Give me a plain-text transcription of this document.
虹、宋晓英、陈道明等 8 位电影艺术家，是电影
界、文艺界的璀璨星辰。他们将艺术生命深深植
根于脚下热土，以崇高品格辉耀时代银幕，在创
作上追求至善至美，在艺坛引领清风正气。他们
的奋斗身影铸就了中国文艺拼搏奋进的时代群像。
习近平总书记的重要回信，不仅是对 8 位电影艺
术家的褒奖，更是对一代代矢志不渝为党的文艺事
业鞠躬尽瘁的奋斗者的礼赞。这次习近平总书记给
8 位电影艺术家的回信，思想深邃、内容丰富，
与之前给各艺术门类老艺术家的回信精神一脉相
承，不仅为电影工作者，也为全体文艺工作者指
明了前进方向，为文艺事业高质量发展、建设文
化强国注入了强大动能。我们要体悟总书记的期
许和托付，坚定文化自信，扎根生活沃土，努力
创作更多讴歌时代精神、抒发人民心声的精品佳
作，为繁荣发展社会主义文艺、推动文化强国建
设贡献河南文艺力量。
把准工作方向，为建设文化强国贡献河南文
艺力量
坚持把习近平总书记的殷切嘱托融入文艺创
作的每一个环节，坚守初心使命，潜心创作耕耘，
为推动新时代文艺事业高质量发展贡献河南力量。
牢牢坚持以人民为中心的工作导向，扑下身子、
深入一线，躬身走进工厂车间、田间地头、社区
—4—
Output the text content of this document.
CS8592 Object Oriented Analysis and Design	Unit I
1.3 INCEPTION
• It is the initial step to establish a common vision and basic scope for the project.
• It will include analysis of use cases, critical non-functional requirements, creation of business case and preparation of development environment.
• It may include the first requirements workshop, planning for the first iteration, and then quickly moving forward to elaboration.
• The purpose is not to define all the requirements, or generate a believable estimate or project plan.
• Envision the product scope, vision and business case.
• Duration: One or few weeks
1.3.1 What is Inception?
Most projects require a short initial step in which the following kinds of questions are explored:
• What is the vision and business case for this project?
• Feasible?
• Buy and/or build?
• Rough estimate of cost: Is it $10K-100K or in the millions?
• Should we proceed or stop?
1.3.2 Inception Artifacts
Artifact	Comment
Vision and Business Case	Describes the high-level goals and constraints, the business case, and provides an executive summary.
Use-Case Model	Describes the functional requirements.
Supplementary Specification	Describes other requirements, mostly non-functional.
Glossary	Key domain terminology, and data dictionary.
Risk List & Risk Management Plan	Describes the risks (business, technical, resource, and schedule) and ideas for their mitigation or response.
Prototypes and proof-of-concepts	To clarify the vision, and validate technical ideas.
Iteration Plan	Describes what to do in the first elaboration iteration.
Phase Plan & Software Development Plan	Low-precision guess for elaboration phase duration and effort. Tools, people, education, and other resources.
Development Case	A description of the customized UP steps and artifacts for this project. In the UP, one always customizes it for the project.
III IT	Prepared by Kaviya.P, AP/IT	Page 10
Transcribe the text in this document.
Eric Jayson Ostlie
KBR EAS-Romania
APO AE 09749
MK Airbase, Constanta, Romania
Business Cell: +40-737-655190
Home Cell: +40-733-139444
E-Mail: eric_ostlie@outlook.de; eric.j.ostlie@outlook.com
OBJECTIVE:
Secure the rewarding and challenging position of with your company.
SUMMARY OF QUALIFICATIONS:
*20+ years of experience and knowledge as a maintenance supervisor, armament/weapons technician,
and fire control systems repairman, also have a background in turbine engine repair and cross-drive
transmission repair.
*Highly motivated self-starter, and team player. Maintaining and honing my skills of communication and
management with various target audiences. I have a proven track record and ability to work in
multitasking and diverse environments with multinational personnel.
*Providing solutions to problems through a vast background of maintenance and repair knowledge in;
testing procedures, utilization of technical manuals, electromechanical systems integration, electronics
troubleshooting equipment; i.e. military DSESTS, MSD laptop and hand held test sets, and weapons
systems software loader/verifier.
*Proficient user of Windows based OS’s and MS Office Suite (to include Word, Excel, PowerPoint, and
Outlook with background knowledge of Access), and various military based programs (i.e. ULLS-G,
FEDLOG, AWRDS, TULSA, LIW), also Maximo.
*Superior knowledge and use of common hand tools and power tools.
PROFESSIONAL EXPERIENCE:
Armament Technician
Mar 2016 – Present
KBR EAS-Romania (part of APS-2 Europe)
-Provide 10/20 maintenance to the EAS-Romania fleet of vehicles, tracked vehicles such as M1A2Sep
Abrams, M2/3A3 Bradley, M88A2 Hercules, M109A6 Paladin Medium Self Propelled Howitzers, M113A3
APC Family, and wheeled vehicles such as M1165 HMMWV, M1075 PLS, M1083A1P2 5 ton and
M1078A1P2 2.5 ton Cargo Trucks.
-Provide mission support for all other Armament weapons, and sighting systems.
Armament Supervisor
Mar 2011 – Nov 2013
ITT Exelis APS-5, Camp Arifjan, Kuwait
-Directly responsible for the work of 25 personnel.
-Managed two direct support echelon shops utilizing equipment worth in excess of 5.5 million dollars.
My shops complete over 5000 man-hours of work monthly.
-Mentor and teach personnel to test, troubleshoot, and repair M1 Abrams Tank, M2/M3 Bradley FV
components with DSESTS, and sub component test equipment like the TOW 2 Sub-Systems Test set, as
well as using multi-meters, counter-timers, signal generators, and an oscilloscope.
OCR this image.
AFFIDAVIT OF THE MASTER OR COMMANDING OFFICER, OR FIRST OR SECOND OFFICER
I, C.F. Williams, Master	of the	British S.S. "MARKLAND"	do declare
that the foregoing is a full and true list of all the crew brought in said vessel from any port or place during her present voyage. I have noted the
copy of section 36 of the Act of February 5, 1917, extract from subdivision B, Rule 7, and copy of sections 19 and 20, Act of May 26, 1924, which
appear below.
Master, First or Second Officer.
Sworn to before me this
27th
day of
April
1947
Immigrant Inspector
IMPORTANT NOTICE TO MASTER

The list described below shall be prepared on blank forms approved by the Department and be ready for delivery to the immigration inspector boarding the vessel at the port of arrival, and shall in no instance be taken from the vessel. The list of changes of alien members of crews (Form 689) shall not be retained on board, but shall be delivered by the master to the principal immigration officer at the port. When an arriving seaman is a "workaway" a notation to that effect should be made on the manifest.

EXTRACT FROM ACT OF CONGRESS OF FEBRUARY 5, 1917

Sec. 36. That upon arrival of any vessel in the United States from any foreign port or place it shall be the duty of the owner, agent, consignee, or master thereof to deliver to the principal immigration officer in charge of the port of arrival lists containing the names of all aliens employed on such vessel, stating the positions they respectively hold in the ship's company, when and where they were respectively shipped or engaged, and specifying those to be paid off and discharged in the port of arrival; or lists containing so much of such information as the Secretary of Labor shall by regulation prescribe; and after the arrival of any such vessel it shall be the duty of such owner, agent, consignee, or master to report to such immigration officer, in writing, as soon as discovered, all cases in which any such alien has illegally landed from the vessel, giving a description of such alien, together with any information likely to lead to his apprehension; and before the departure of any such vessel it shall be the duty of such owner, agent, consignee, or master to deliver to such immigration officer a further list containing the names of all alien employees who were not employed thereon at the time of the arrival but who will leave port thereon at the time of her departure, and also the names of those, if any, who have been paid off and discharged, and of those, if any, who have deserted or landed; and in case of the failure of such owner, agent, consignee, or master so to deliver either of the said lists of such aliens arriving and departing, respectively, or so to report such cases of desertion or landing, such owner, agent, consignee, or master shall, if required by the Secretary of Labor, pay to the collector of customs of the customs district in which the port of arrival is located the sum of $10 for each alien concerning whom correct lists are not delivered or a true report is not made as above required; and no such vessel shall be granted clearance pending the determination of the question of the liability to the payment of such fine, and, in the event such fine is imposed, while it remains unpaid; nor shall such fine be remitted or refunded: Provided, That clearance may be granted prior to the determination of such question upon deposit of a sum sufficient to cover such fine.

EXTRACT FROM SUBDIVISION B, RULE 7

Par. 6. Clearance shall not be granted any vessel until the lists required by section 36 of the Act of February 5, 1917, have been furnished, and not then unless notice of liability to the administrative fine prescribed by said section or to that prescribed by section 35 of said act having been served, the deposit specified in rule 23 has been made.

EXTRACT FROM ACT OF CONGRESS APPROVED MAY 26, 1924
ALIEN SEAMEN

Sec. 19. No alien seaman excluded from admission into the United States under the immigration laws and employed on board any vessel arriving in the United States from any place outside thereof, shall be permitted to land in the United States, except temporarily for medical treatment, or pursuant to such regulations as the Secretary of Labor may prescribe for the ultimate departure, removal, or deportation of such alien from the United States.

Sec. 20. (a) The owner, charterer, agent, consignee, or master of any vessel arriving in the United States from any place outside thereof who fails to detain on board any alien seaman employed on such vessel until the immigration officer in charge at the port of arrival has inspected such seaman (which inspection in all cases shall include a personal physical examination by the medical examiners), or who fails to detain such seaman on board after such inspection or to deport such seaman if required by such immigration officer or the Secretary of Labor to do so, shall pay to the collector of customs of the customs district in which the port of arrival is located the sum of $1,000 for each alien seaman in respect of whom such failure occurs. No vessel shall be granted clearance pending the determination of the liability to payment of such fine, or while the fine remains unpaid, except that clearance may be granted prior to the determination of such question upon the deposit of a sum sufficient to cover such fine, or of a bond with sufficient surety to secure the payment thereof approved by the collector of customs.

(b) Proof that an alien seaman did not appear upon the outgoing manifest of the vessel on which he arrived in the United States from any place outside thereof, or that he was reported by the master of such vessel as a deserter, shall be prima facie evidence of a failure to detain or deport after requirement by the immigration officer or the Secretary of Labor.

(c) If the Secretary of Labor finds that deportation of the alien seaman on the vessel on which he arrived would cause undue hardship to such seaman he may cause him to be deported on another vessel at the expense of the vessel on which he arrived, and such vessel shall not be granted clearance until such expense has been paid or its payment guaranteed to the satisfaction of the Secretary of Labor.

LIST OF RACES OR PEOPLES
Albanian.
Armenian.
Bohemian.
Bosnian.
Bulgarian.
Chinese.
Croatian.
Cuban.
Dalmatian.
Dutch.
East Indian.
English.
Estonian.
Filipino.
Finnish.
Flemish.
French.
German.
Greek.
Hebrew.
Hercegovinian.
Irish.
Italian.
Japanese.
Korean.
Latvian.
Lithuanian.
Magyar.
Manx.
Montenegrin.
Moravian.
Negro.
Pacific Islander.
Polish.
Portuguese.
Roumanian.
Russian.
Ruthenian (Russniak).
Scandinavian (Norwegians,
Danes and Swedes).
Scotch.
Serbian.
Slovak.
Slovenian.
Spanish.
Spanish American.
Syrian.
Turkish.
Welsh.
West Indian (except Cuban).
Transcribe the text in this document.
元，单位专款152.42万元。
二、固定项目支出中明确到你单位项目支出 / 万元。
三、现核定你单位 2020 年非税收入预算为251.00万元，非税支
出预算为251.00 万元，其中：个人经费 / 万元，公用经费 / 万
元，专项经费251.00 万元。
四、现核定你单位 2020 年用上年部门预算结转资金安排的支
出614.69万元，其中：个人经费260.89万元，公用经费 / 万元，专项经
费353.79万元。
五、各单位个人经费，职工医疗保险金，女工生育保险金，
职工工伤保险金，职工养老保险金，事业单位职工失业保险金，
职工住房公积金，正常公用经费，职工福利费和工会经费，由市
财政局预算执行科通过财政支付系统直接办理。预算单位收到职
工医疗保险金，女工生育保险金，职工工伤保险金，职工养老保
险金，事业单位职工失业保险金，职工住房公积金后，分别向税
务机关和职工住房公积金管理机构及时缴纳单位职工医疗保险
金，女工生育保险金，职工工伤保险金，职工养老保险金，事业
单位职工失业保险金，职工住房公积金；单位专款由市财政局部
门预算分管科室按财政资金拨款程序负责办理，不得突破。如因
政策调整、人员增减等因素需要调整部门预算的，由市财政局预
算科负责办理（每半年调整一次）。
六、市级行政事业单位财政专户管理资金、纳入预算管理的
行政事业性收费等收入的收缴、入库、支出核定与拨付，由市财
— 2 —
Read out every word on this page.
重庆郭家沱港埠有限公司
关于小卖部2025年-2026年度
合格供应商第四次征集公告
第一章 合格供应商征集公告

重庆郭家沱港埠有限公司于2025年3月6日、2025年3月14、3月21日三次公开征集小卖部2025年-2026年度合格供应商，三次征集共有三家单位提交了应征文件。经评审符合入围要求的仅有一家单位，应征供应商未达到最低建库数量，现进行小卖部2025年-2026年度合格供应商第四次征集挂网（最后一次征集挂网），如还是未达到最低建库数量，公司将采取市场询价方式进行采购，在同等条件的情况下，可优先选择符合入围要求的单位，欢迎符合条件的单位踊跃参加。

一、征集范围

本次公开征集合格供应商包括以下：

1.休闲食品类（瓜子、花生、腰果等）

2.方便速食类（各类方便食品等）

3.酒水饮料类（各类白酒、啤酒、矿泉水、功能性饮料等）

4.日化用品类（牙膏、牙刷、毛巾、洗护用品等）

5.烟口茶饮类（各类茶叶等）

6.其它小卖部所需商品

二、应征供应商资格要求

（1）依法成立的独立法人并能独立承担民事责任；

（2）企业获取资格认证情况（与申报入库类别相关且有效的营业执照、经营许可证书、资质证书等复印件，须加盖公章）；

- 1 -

_WHAT IS NEEDED:_ Show every line from the entries above in which the word "technical" appears.

_OUTPUT:_
Risk List & Risk Management Plan	Describes the risks (business, technical, resource, and schedule) and ideas for their mitigation or response.
Prototypes and proof-of-concepts	To clarify the vision, and validate technical ideas.
testing procedures, utilization of technical manuals, electromechanical systems integration, electronics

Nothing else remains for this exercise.